▶ Aim: In the listing below, locate the lines that hold the string "name". Copy those lines.

[Records]
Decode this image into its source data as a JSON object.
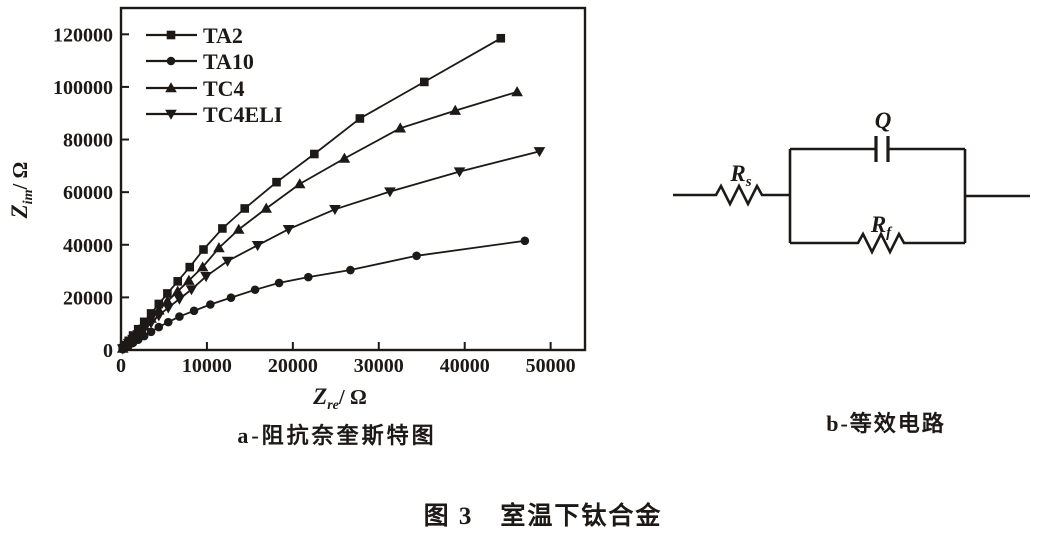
{
  "colors": {
    "ink": "#1d1916",
    "background": "#ffffff"
  },
  "captions": {
    "sub_a": "a-阻抗奈奎斯特图",
    "sub_b": "b-等效电路",
    "main": "图 3　室温下钛合金"
  },
  "circuit": {
    "labels": {
      "rs_main": "R",
      "rs_sub": "s",
      "q": "Q",
      "rf_main": "R",
      "rf_sub": "f"
    }
  },
  "chart_data": {
    "type": "line",
    "title": "",
    "xlabel": {
      "main": "Z",
      "sub": "re",
      "unit": "/ Ω"
    },
    "ylabel": {
      "main": "Z",
      "sub": "im",
      "unit": "/ Ω"
    },
    "xlim": [
      0,
      54000
    ],
    "ylim": [
      0,
      130000
    ],
    "x_ticks": [
      0,
      10000,
      20000,
      30000,
      40000,
      50000
    ],
    "y_ticks": [
      0,
      20000,
      40000,
      60000,
      80000,
      100000,
      120000
    ],
    "grid": false,
    "legend_position": "top-left-inside",
    "series": [
      {
        "name": "TA2",
        "marker": "square",
        "points": [
          [
            200,
            700
          ],
          [
            500,
            1900
          ],
          [
            900,
            3500
          ],
          [
            1400,
            5500
          ],
          [
            2000,
            7900
          ],
          [
            2700,
            10700
          ],
          [
            3500,
            13900
          ],
          [
            4400,
            17500
          ],
          [
            5400,
            21500
          ],
          [
            6600,
            26100
          ],
          [
            8000,
            31500
          ],
          [
            9600,
            38200
          ],
          [
            11800,
            46200
          ],
          [
            14400,
            53800
          ],
          [
            18100,
            63800
          ],
          [
            22500,
            74500
          ],
          [
            27800,
            88000
          ],
          [
            35300,
            101900
          ],
          [
            44200,
            118500
          ]
        ]
      },
      {
        "name": "TA10",
        "marker": "circle",
        "points": [
          [
            200,
            300
          ],
          [
            500,
            900
          ],
          [
            900,
            1700
          ],
          [
            1400,
            2700
          ],
          [
            2000,
            3900
          ],
          [
            2700,
            5300
          ],
          [
            3500,
            6900
          ],
          [
            4400,
            8700
          ],
          [
            5500,
            10600
          ],
          [
            6800,
            12700
          ],
          [
            8500,
            14900
          ],
          [
            10400,
            17300
          ],
          [
            12800,
            19900
          ],
          [
            15600,
            22900
          ],
          [
            18400,
            25500
          ],
          [
            21800,
            27700
          ],
          [
            26700,
            30400
          ],
          [
            34400,
            35800
          ],
          [
            47000,
            41500
          ]
        ]
      },
      {
        "name": "TC4",
        "marker": "triangle-up",
        "points": [
          [
            200,
            600
          ],
          [
            500,
            1600
          ],
          [
            900,
            3000
          ],
          [
            1400,
            4700
          ],
          [
            2000,
            6800
          ],
          [
            2700,
            9200
          ],
          [
            3500,
            12000
          ],
          [
            4400,
            15100
          ],
          [
            5400,
            18500
          ],
          [
            6600,
            22300
          ],
          [
            7900,
            26400
          ],
          [
            9500,
            31500
          ],
          [
            11400,
            38800
          ],
          [
            13700,
            45800
          ],
          [
            16900,
            53800
          ],
          [
            20800,
            63100
          ],
          [
            26000,
            72800
          ],
          [
            32500,
            84300
          ],
          [
            38900,
            91000
          ],
          [
            46100,
            98100
          ]
        ]
      },
      {
        "name": "TC4ELI",
        "marker": "triangle-down",
        "points": [
          [
            200,
            500
          ],
          [
            500,
            1400
          ],
          [
            900,
            2600
          ],
          [
            1400,
            4100
          ],
          [
            2000,
            5900
          ],
          [
            2700,
            8000
          ],
          [
            3500,
            10400
          ],
          [
            4400,
            13100
          ],
          [
            5500,
            16100
          ],
          [
            6800,
            19400
          ],
          [
            8200,
            23000
          ],
          [
            9900,
            28000
          ],
          [
            12400,
            33800
          ],
          [
            15900,
            39800
          ],
          [
            19500,
            45900
          ],
          [
            24900,
            53500
          ],
          [
            31300,
            60200
          ],
          [
            39400,
            67800
          ],
          [
            48700,
            75500
          ]
        ]
      }
    ]
  }
}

▶ Result of the exercise:
        "name": "TA2",
        "name": "TA10",
        "name": "TC4",
        "name": "TC4ELI",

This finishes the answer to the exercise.